↓
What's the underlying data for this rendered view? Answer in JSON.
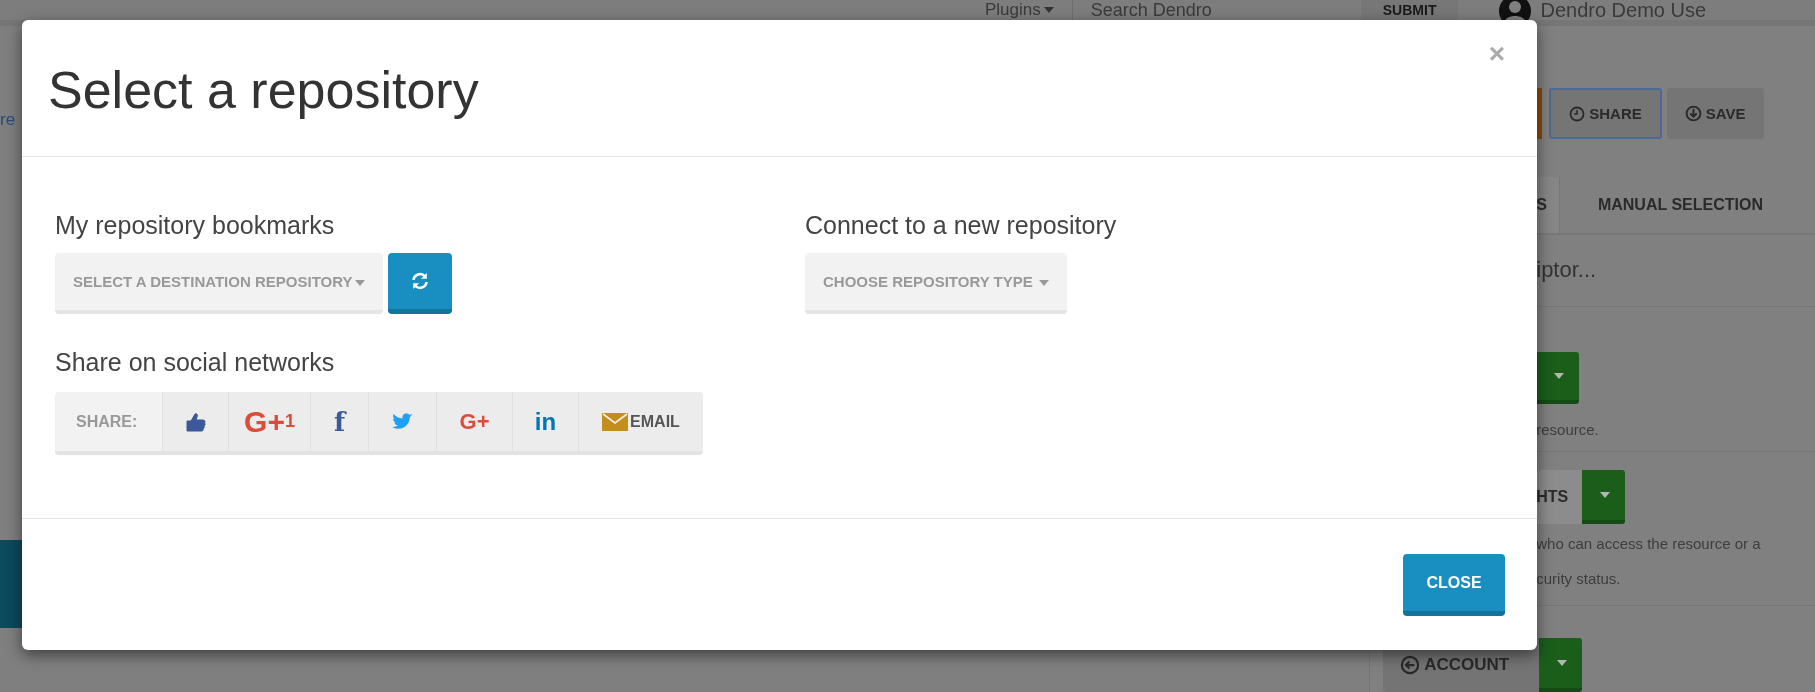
{
  "background": {
    "left_link": "re",
    "top_bar": {
      "plugins": "Plugins",
      "search_placeholder": "Search Dendro",
      "submit": "SUBMIT",
      "user": "Dendro Demo Use"
    },
    "actions": [
      {
        "label": "SHARE",
        "kind": "share"
      },
      {
        "label": "SAVE",
        "kind": "save"
      }
    ],
    "tabs": [
      {
        "label": "S",
        "selected": true
      },
      {
        "label": "MANUAL SELECTION",
        "selected": false
      }
    ],
    "descriptor_placeholder": "iptor...",
    "note_1": "resource.",
    "rights_button": "HTS",
    "note_2": [
      "who can access the resource or a",
      "curity status."
    ],
    "account_button": "ACCOUNT"
  },
  "modal": {
    "title": "Select a repository",
    "close_icon": "×",
    "bookmarks": {
      "label": "My repository bookmarks",
      "dropdown": "SELECT A DESTINATION REPOSITORY"
    },
    "connect": {
      "label": "Connect to a new repository",
      "dropdown": "CHOOSE REPOSITORY TYPE"
    },
    "share": {
      "heading": "Share on social networks",
      "label": "SHARE:",
      "items": [
        {
          "kind": "like",
          "color": "#3b5998"
        },
        {
          "kind": "plusone",
          "text": "G+",
          "count": "1",
          "color": "#dd4b39"
        },
        {
          "kind": "facebook",
          "text": "f",
          "color": "#3b5998"
        },
        {
          "kind": "twitter",
          "color": "#1da1f2"
        },
        {
          "kind": "gplus",
          "text": "G+",
          "color": "#dd4b39"
        },
        {
          "kind": "linkedin",
          "text": "in",
          "color": "#0077b5"
        },
        {
          "kind": "email",
          "text": "EMAIL",
          "color": "#c28f1b"
        }
      ]
    },
    "footer_button": "CLOSE"
  }
}
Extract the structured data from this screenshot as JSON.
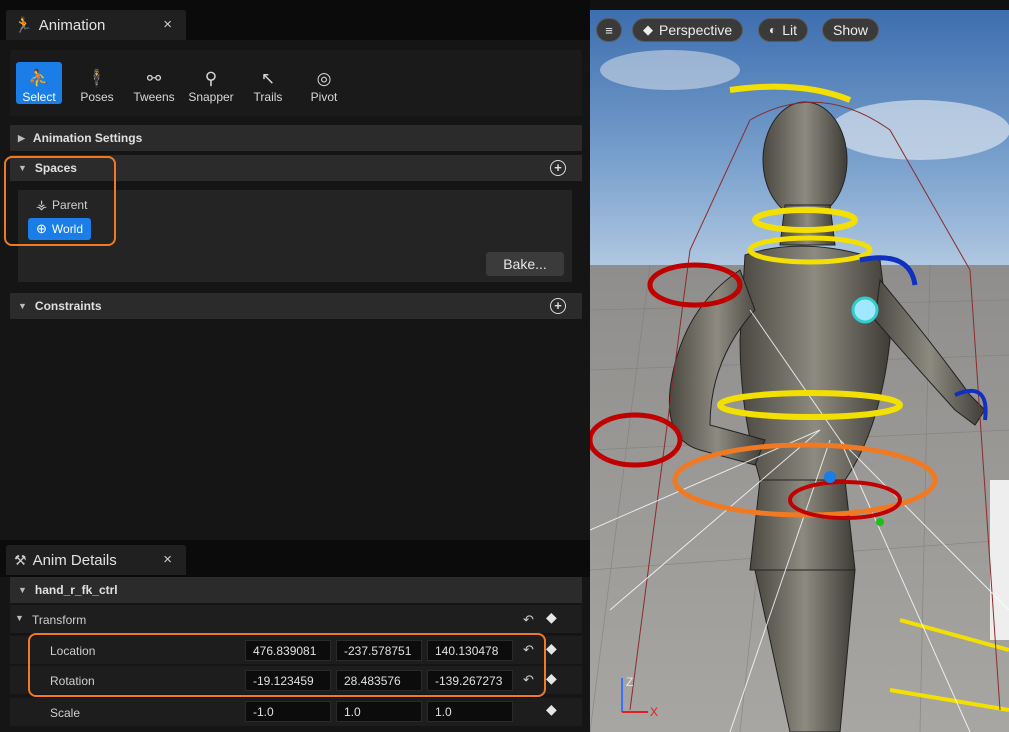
{
  "animation_panel": {
    "tab_title": "Animation",
    "close": "×",
    "toolbar": [
      {
        "label": "Select",
        "icon": "select-icon",
        "active": true
      },
      {
        "label": "Poses",
        "icon": "poses-icon",
        "active": false
      },
      {
        "label": "Tweens",
        "icon": "tweens-icon",
        "active": false
      },
      {
        "label": "Snapper",
        "icon": "snapper-icon",
        "active": false
      },
      {
        "label": "Trails",
        "icon": "trails-icon",
        "active": false
      },
      {
        "label": "Pivot",
        "icon": "pivot-icon",
        "active": false
      }
    ],
    "animation_settings": "Animation Settings",
    "spaces": {
      "title": "Spaces",
      "items": [
        {
          "label": "Parent",
          "icon": "parent-space-icon",
          "selected": false
        },
        {
          "label": "World",
          "icon": "world-icon",
          "selected": true
        }
      ],
      "bake_label": "Bake..."
    },
    "constraints": "Constraints"
  },
  "anim_details": {
    "tab_title": "Anim Details",
    "close": "×",
    "control_name": "hand_r_fk_ctrl",
    "transform_label": "Transform",
    "rows": [
      {
        "label": "Location",
        "values": [
          "476.839081",
          "-237.578751",
          "140.130478"
        ]
      },
      {
        "label": "Rotation",
        "values": [
          "-19.123459",
          "28.483576",
          "-139.267273"
        ]
      },
      {
        "label": "Scale",
        "values": [
          "-1.0",
          "1.0",
          "1.0"
        ]
      }
    ]
  },
  "viewport": {
    "perspective": "Perspective",
    "lit": "Lit",
    "show": "Show",
    "axis_z": "Z",
    "axis_x": "X"
  },
  "colors": {
    "accent": "#1a7de8",
    "highlight": "#f07a23"
  }
}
↑
Written request
Sift the material for lines with the string "true". Copy each one found.

Solution for this exercise
        "selected": true
        "active": true
          "selected": true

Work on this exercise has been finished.